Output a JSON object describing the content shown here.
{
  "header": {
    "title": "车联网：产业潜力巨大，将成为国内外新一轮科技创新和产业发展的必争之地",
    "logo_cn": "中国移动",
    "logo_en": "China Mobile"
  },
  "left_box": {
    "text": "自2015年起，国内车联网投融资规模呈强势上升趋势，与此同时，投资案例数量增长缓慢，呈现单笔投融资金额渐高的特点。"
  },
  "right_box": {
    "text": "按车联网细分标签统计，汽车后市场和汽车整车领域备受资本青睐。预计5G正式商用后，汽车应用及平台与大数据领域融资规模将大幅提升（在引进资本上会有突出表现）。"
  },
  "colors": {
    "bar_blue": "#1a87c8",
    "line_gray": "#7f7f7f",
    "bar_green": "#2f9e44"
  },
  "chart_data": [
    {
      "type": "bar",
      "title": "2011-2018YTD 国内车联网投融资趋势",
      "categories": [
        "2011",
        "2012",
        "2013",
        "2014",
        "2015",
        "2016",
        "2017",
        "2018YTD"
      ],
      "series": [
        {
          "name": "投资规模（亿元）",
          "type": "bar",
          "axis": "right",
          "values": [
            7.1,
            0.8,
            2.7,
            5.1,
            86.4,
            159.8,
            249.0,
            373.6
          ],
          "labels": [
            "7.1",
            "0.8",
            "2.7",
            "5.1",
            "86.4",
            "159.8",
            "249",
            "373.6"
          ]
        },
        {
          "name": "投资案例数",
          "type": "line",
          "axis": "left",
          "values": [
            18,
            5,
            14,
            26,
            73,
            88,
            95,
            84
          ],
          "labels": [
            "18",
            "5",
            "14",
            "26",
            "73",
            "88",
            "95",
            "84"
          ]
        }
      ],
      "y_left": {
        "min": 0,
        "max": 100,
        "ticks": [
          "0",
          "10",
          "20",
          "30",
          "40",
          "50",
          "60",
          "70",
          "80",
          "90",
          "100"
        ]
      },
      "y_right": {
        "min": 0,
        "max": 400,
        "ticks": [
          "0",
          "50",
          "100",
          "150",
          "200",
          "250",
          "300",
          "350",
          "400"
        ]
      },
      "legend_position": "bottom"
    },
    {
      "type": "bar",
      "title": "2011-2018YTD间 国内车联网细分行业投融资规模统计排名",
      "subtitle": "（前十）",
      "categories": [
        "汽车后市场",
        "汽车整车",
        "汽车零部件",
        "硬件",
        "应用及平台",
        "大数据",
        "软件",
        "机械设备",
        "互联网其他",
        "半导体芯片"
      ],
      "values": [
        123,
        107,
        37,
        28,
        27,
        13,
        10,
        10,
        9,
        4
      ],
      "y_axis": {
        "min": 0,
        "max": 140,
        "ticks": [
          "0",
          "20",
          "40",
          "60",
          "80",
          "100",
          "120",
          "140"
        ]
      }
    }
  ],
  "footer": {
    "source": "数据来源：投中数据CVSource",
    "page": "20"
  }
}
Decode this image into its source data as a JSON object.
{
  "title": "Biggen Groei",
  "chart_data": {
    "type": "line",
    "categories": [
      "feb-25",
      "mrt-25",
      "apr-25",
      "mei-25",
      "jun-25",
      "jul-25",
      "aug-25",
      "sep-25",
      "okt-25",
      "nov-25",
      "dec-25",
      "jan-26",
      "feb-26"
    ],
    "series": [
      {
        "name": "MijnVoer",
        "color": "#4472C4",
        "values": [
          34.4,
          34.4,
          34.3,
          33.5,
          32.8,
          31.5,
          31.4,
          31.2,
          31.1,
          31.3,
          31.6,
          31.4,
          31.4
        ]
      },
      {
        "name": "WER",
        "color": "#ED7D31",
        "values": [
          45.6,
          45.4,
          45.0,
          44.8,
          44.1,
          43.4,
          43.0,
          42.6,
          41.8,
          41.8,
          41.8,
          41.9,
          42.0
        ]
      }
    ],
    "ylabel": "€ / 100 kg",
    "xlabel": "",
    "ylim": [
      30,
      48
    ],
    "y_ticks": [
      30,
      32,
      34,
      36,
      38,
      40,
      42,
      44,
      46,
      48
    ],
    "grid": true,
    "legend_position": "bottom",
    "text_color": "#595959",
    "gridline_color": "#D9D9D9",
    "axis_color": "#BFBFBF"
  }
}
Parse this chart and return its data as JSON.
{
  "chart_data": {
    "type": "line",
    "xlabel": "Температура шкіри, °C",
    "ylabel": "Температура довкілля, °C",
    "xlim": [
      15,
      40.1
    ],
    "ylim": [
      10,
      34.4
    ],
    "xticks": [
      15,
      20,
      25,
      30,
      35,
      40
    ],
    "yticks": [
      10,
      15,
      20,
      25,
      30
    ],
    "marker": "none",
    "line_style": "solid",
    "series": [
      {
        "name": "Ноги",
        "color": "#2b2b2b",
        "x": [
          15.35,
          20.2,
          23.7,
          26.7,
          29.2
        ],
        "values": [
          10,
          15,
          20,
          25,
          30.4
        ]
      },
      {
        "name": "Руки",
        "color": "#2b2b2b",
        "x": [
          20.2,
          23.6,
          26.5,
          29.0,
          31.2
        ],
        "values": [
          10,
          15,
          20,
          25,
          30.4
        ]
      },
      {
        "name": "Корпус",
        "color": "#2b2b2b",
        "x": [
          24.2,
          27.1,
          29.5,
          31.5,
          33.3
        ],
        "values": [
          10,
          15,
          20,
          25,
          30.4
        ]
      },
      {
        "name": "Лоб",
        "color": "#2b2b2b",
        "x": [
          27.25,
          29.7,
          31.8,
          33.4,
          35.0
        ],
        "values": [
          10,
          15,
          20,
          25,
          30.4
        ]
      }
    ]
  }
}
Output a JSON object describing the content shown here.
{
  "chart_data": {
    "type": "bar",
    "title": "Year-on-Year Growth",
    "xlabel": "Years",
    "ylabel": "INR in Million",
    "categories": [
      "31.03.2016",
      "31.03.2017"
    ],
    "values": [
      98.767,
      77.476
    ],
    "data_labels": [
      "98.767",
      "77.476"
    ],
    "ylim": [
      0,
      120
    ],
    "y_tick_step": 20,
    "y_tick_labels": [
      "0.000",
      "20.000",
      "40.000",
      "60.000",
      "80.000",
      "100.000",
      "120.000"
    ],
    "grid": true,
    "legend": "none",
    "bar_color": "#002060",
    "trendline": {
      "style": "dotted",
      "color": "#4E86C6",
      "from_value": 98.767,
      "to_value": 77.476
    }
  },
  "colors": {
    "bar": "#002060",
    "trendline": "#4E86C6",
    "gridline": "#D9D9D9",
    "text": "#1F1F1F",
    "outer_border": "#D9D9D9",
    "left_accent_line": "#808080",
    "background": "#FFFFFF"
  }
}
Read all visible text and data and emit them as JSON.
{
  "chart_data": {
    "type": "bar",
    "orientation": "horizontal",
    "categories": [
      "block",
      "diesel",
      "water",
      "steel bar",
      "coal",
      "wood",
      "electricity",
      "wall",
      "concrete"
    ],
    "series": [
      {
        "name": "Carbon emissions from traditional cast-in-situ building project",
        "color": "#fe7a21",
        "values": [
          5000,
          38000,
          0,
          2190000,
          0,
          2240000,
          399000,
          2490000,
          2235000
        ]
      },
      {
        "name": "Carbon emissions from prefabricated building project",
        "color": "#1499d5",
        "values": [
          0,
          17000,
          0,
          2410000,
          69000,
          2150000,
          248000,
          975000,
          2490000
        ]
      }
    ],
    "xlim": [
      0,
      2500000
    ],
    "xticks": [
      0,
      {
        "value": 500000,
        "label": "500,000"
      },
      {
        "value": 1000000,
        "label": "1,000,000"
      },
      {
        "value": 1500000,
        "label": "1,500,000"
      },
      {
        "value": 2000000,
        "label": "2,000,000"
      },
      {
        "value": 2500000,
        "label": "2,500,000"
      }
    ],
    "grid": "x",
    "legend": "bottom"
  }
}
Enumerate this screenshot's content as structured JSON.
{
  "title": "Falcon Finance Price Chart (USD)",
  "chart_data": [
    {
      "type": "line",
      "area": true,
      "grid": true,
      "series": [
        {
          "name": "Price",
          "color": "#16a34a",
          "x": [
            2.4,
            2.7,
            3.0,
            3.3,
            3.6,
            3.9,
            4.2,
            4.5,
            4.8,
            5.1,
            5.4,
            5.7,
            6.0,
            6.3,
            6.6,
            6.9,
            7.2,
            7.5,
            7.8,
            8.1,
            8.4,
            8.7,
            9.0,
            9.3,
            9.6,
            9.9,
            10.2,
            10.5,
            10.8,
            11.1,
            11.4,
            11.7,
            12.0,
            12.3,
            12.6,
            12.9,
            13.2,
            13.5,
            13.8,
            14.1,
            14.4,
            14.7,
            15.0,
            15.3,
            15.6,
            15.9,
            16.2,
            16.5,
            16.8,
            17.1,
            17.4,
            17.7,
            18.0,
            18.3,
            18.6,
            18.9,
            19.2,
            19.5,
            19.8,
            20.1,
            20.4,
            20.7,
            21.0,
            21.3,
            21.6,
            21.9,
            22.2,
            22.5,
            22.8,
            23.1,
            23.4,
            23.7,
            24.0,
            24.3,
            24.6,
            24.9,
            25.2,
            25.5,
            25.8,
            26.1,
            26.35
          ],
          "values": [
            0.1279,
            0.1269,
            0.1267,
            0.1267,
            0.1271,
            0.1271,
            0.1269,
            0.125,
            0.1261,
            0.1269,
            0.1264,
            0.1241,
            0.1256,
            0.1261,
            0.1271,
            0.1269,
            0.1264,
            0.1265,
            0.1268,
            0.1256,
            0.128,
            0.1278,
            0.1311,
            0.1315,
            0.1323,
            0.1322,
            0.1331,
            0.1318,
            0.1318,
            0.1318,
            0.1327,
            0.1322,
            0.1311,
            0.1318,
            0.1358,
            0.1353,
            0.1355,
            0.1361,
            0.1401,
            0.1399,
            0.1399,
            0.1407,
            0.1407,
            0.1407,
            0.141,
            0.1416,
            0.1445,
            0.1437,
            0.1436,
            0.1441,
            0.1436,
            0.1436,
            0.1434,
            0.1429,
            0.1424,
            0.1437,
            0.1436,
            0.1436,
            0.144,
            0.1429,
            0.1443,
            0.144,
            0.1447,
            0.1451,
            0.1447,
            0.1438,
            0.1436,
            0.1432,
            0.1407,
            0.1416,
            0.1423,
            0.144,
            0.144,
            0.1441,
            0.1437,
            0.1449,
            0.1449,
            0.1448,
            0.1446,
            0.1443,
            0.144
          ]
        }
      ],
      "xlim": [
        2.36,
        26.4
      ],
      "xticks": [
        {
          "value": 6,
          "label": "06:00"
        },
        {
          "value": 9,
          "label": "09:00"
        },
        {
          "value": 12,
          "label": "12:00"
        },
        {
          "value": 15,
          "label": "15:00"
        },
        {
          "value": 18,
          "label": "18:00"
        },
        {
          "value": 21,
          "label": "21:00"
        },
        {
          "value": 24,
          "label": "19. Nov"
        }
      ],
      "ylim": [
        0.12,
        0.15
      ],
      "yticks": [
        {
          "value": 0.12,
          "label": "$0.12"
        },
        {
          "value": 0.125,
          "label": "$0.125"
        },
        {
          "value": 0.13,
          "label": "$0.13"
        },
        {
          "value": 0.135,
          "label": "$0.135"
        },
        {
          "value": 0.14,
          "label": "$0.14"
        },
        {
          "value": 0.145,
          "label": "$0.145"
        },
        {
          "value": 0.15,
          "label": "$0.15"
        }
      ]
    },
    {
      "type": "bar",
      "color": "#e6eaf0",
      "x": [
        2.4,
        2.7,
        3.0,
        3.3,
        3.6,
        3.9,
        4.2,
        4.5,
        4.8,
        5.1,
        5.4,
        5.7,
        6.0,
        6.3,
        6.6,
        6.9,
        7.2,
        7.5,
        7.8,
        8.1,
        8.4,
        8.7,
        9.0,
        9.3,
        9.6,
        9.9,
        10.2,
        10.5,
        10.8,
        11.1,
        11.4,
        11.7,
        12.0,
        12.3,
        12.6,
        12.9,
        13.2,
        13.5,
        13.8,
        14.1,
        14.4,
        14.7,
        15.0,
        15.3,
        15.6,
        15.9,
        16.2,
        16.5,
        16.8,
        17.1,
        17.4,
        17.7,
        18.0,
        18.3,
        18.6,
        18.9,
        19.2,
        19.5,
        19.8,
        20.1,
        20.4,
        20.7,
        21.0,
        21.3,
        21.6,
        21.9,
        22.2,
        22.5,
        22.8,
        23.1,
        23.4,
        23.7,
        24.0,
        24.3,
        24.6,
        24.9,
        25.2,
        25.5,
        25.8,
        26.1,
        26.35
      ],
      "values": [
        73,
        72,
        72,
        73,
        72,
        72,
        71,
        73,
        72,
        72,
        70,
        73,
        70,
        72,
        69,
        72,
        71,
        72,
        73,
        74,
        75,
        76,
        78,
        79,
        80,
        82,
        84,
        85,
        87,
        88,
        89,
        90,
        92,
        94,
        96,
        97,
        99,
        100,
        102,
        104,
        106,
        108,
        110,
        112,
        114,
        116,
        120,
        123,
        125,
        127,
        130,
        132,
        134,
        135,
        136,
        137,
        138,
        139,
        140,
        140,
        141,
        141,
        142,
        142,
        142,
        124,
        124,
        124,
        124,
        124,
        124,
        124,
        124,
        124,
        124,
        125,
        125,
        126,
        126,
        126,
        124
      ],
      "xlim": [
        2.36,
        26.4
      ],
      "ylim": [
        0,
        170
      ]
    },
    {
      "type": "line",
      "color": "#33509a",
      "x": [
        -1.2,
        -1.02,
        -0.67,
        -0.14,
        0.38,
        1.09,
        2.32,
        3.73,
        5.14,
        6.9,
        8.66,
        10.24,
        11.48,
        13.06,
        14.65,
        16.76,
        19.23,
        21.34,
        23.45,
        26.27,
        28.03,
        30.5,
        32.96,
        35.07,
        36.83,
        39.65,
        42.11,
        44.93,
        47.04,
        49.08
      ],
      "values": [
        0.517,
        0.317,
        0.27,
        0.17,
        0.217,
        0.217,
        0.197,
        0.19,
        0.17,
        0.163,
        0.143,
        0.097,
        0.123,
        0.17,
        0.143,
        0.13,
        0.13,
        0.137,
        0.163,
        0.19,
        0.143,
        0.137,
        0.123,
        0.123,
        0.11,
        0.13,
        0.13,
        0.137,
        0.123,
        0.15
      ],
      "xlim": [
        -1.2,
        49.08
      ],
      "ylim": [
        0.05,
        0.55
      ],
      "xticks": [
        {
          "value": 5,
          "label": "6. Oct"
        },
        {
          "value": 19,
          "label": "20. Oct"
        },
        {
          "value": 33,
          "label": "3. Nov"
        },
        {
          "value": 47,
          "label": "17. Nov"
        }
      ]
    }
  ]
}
------------------------
Extract from the material all lines containing the string "source".

    "source": "数据来源：投中数据CVSource",
Decode this image into its source data as a JSON object.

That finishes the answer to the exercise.